++++ Source records ++++
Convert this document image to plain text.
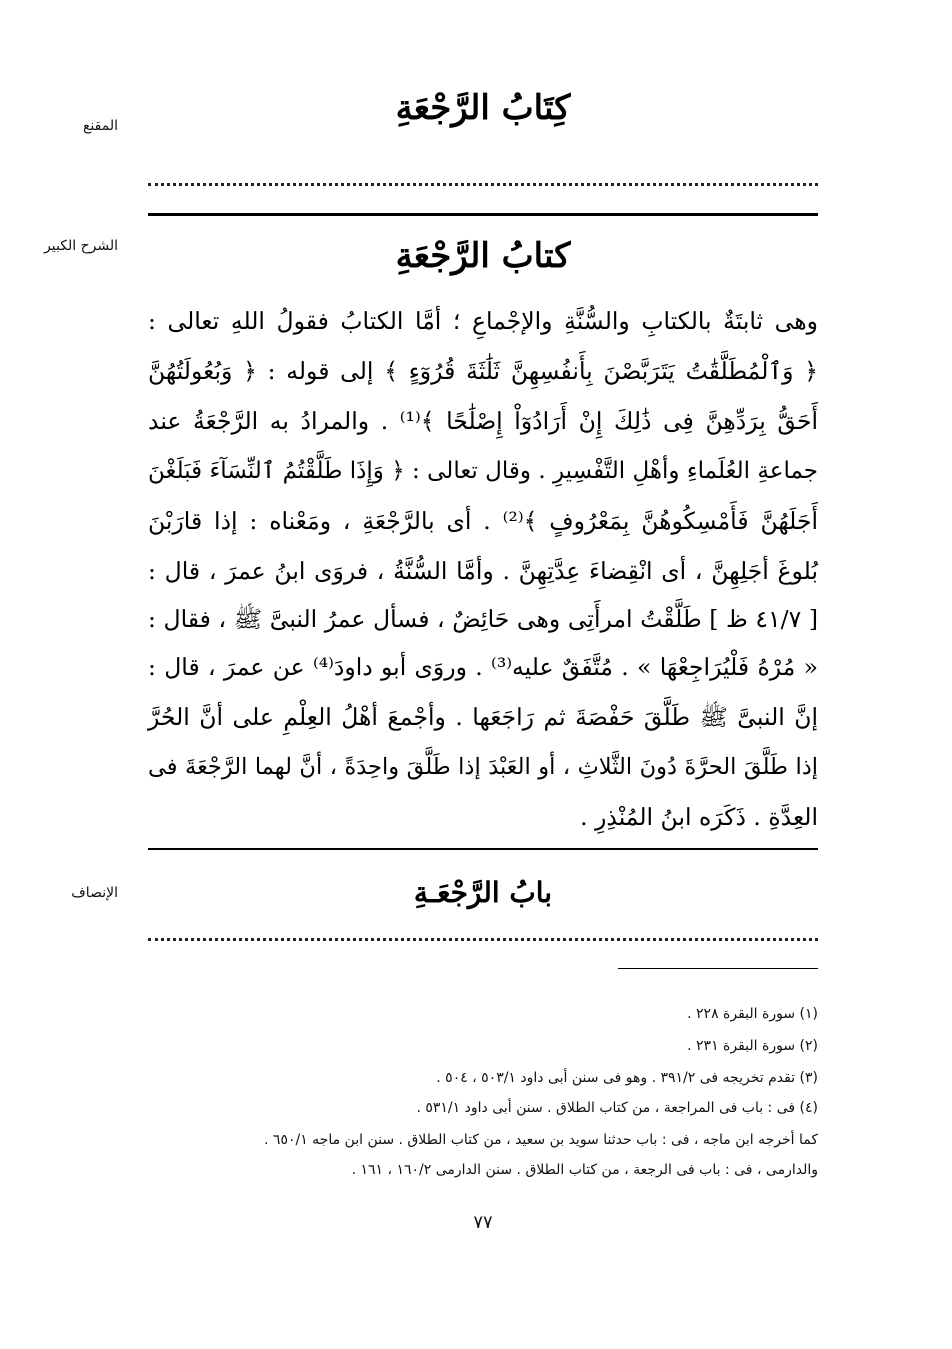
المقنع
الشرح الكبير
الإنصاف
كِتَابُ الرَّجْعَةِ
كتابُ الرَّجْعَةِ
وهى ثابتَةٌ بالكتابِ والسُّنَّةِ والإجْماعِ ؛ أمَّا الكتابُ فقولُ اللهِ تعالى :
﴿ وَٱلْمُطَلَّقَٰتُ يَتَرَبَّصْنَ بِأَنفُسِهِنَّ ثَلَٰثَةَ قُرُوٓءٍ ﴾ إلى قوله : ﴿ وَبُعُولَتُهُنَّ
أَحَقُّ بِرَدِّهِنَّ فِى ذَٰلِكَ إِنْ أَرَادُوٓاْ إِصْلَٰحًا ﴾⁽¹⁾ . والمرادُ به الرَّجْعَةُ عند
جماعةِ العُلَماءِ وأهْلِ التَّفْسِيرِ . وقال تعالى : ﴿ وَإِذَا طَلَّقْتُمُ ٱلنِّسَآءَ فَبَلَغْنَ
أَجَلَهُنَّ فَأَمْسِكُوهُنَّ بِمَعْرُوفٍ ﴾⁽²⁾ . أى بالرَّجْعَةِ ، ومَعْناه : إذا قارَبْنَ
بُلوغَ أجَلِهِنَّ ، أى انْقِضاءَ عِدَّتِهِنَّ . وأمَّا السُّنَّةُ ، فروَى ابنُ عمرَ ، قال :
[ ٤١/٧ ظ ] طَلَّقْتُ امرأَتِى وهى حَائِضٌ ، فسأل عمرُ النبىَّ ﷺ ، فقال :
« مُرْهُ فَلْيُرَاجِعْهَا » . مُتَّفَقٌ عليه⁽³⁾ . وروَى أبو داودَ⁽⁴⁾ عن عمرَ ، قال :
إنَّ النبىَّ ﷺ طَلَّقَ حَفْصَةَ ثم رَاجَعَها . وأجْمعَ أهْلُ العِلْمِ على أنَّ الحُرَّ
إذا طَلَّقَ الحرَّةَ دُونَ الثَّلاثِ ، أو العَبْدَ إذا طَلَّقَ واحِدَةً ، أنَّ لهما الرَّجْعَةَ فى
العِدَّةِ . ذَكَرَه ابنُ المُنْذِرِ .
بابُ الرَّجْعَـةِ
(١) سورة البقرة ٢٢٨ .
(٢) سورة البقرة ٢٣١ .
(٣) تقدم تخريجه فى ٣٩١/٢ . وهو فى سنن أبى داود ٥٠٣/١ ، ٥٠٤ .
(٤) فى : باب فى المراجعة ، من كتاب الطلاق . سنن أبى داود ٥٣١/١ .
كما أخرجه ابن ماجه ، فى : باب حدثنا سويد بن سعيد ، من كتاب الطلاق . سنن ابن ماجه ٦٥٠/١ .
والدارمى ، فى : باب فى الرجعة ، من كتاب الطلاق . سنن الدارمى ١٦٠/٢ ، ١٦١ .
٧٧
++++
## [The exercise]
Every line above should be returned word for word, with the pictures left behind.

## [Answer to the task]
Convert this document image to plain text.
المقنع
الشرح الكبير
الإنصاف
كِتَابُ الرَّجْعَةِ
كتابُ الرَّجْعَةِ
وهى ثابتَةٌ بالكتابِ والسُّنَّةِ والإجْماعِ ؛ أمَّا الكتابُ فقولُ اللهِ تعالى :
﴿ وَٱلْمُطَلَّقَٰتُ يَتَرَبَّصْنَ بِأَنفُسِهِنَّ ثَلَٰثَةَ قُرُوٓءٍ ﴾ إلى قوله : ﴿ وَبُعُولَتُهُنَّ
أَحَقُّ بِرَدِّهِنَّ فِى ذَٰلِكَ إِنْ أَرَادُوٓاْ إِصْلَٰحًا ﴾⁽¹⁾ . والمرادُ به الرَّجْعَةُ عند
جماعةِ العُلَماءِ وأهْلِ التَّفْسِيرِ . وقال تعالى : ﴿ وَإِذَا طَلَّقْتُمُ ٱلنِّسَآءَ فَبَلَغْنَ
أَجَلَهُنَّ فَأَمْسِكُوهُنَّ بِمَعْرُوفٍ ﴾⁽²⁾ . أى بالرَّجْعَةِ ، ومَعْناه : إذا قارَبْنَ
بُلوغَ أجَلِهِنَّ ، أى انْقِضاءَ عِدَّتِهِنَّ . وأمَّا السُّنَّةُ ، فروَى ابنُ عمرَ ، قال :
[ ٤١/٧ ظ ] طَلَّقْتُ امرأَتِى وهى حَائِضٌ ، فسأل عمرُ النبىَّ ﷺ ، فقال :
« مُرْهُ فَلْيُرَاجِعْهَا » . مُتَّفَقٌ عليه⁽³⁾ . وروَى أبو داودَ⁽⁴⁾ عن عمرَ ، قال :
إنَّ النبىَّ ﷺ طَلَّقَ حَفْصَةَ ثم رَاجَعَها . وأجْمعَ أهْلُ العِلْمِ على أنَّ الحُرَّ
إذا طَلَّقَ الحرَّةَ دُونَ الثَّلاثِ ، أو العَبْدَ إذا طَلَّقَ واحِدَةً ، أنَّ لهما الرَّجْعَةَ فى
العِدَّةِ . ذَكَرَه ابنُ المُنْذِرِ .
بابُ الرَّجْعَـةِ
(١) سورة البقرة ٢٢٨ .
(٢) سورة البقرة ٢٣١ .
(٣) تقدم تخريجه فى ٣٩١/٢ . وهو فى سنن أبى داود ٥٠٣/١ ، ٥٠٤ .
(٤) فى : باب فى المراجعة ، من كتاب الطلاق . سنن أبى داود ٥٣١/١ .
كما أخرجه ابن ماجه ، فى : باب حدثنا سويد بن سعيد ، من كتاب الطلاق . سنن ابن ماجه ٦٥٠/١ .
والدارمى ، فى : باب فى الرجعة ، من كتاب الطلاق . سنن الدارمى ١٦٠/٢ ، ١٦١ .
٧٧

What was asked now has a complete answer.